## INSTRUCTIONS TO FOLLOW
From the records, pick out and copy each line containing "Words".
□ □ □ □ □
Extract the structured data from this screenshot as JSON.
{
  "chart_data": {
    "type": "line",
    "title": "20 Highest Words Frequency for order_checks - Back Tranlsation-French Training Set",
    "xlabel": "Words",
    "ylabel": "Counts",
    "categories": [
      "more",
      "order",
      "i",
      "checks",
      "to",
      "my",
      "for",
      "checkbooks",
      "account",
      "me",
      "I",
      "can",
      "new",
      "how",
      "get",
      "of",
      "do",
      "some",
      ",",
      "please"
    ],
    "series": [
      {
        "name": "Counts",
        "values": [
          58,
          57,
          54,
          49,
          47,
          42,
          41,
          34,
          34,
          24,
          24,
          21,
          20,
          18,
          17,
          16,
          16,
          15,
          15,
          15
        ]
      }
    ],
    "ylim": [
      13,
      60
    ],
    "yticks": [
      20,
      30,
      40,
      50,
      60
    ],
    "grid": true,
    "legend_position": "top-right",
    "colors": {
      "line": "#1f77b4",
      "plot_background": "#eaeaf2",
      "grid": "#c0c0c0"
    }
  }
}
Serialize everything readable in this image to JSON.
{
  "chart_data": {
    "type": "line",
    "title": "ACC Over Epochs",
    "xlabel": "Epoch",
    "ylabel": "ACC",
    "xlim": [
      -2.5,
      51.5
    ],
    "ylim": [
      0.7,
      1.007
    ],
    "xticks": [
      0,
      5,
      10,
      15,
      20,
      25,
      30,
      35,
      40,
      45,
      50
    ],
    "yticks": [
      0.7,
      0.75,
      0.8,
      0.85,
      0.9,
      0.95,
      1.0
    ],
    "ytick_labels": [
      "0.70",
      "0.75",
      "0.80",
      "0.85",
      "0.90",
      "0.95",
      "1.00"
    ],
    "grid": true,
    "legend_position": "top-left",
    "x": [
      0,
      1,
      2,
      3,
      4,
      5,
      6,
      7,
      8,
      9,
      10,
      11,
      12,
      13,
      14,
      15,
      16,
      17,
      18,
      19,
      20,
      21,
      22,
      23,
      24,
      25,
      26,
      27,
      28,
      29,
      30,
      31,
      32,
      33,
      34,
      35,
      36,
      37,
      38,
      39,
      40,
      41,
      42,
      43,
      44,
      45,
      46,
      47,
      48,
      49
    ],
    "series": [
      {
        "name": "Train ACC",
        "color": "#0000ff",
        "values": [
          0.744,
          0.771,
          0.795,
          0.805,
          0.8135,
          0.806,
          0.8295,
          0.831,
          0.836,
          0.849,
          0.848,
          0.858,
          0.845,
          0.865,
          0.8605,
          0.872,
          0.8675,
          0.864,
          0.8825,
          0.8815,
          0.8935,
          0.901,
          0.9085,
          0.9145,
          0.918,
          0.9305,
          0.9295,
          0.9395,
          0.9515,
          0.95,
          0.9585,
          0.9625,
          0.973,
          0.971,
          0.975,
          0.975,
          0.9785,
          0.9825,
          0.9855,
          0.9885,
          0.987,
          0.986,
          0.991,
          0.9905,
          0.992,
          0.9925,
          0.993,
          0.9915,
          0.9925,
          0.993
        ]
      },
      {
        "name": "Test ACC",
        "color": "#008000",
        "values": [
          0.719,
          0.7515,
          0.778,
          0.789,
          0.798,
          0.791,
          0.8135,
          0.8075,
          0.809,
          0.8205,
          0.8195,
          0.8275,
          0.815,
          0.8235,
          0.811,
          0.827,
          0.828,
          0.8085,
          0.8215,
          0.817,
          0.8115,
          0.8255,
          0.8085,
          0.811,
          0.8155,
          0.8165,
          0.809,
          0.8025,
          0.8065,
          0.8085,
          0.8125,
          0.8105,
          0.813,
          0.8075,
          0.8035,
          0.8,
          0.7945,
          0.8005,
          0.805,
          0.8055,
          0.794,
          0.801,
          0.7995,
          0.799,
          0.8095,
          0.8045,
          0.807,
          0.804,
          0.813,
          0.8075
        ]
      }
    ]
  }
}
□ □ □ □ □
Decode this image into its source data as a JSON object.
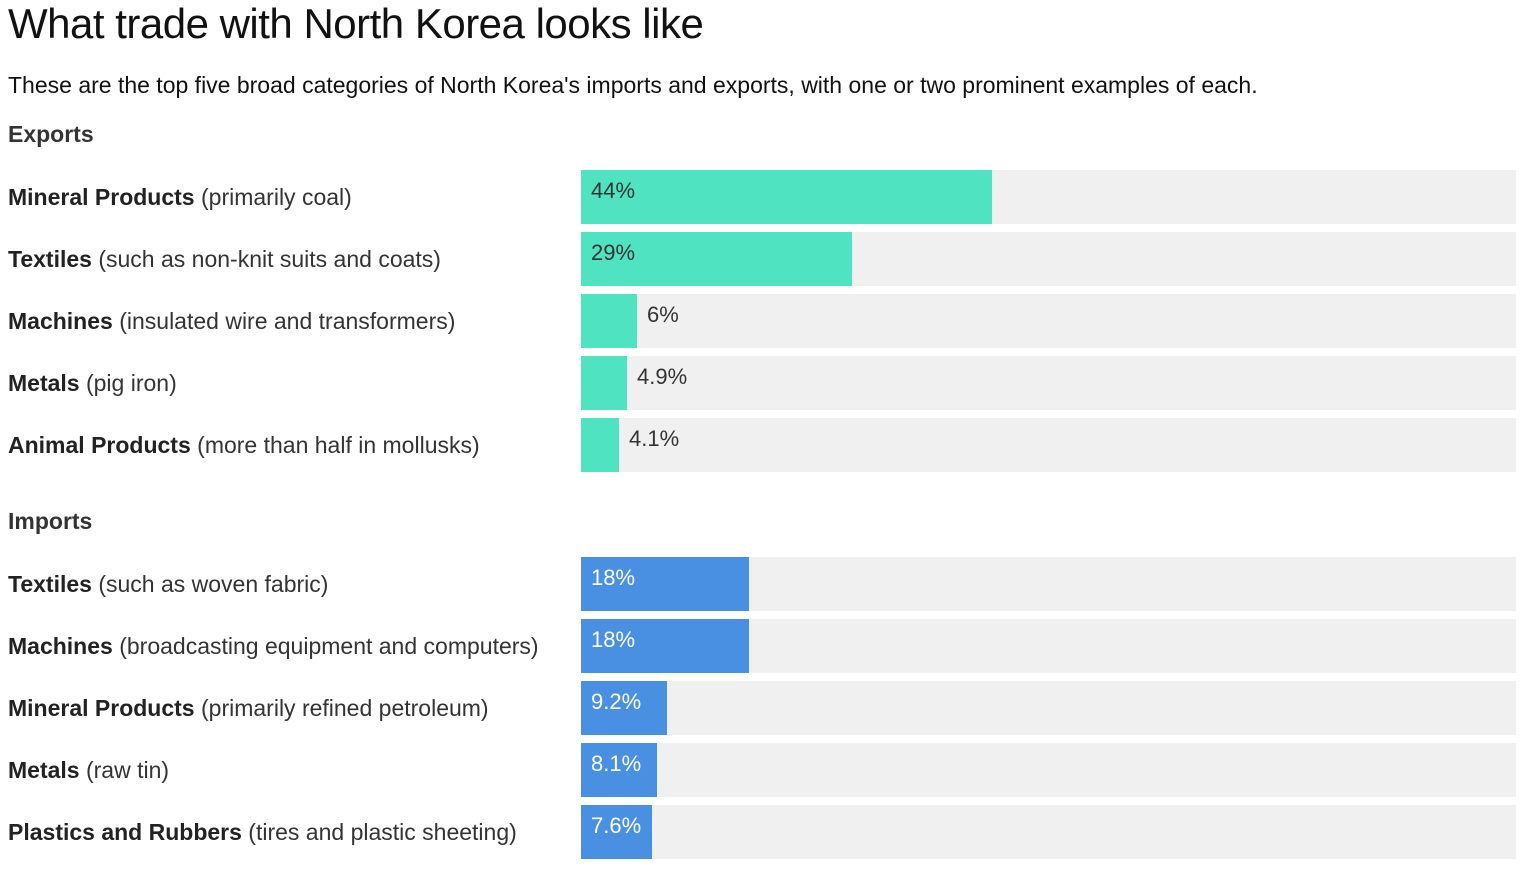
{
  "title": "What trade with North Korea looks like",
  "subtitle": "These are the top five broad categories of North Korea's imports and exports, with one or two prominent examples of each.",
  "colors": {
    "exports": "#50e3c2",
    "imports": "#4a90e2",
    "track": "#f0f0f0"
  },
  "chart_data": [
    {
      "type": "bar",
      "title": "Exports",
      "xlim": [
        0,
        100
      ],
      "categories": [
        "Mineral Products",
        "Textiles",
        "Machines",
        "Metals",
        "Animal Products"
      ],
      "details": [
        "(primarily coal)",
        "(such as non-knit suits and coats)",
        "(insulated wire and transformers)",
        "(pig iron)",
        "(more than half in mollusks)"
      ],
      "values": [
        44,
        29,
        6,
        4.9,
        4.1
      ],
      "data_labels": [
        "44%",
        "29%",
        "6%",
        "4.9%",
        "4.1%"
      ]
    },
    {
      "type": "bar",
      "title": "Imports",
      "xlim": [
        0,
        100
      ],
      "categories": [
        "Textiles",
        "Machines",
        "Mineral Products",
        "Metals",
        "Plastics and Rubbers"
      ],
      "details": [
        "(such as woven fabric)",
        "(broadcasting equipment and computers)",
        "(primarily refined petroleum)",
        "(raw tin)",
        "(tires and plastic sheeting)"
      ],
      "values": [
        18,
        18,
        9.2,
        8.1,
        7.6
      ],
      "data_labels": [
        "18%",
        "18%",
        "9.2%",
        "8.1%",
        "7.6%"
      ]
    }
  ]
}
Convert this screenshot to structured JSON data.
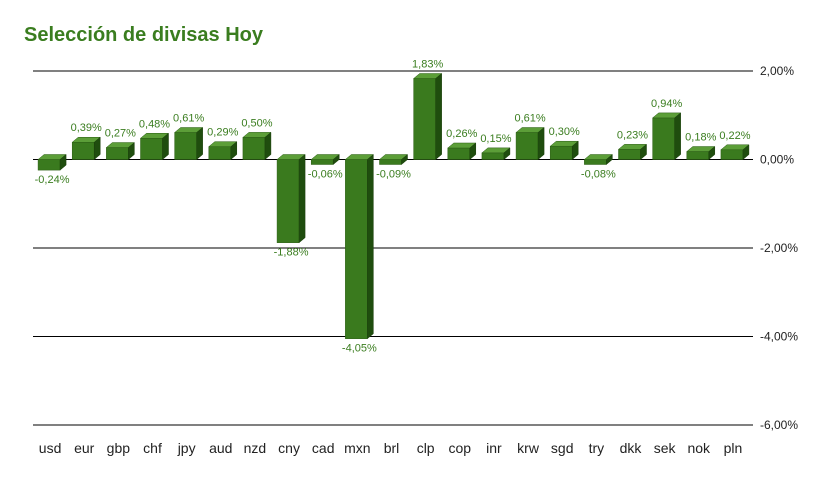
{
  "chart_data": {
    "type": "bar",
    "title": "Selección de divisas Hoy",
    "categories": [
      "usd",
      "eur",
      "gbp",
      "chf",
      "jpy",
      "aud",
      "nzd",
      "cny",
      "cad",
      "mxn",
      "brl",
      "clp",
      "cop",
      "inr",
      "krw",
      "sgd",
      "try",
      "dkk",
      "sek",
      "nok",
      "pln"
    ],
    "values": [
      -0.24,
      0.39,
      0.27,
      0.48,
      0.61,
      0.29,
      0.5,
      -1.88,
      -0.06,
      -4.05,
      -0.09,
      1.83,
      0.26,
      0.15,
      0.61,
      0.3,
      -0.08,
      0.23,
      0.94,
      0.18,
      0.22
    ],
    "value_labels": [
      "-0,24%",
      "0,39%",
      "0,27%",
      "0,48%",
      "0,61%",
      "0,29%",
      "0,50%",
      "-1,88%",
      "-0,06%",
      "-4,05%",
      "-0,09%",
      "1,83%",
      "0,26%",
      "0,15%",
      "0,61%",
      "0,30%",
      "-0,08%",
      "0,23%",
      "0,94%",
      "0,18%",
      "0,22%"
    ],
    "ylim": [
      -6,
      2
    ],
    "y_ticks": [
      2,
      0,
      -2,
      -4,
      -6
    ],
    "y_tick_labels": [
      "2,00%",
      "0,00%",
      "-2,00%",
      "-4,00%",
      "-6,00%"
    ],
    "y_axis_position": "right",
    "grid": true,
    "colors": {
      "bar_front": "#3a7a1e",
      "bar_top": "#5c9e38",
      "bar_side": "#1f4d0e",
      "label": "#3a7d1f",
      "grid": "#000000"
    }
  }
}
□ □ □ □ □
## REPLY
    "title": "20 Highest Words Frequency for order_checks - Back Tranlsation-French Training Set",
    "xlabel": "Words",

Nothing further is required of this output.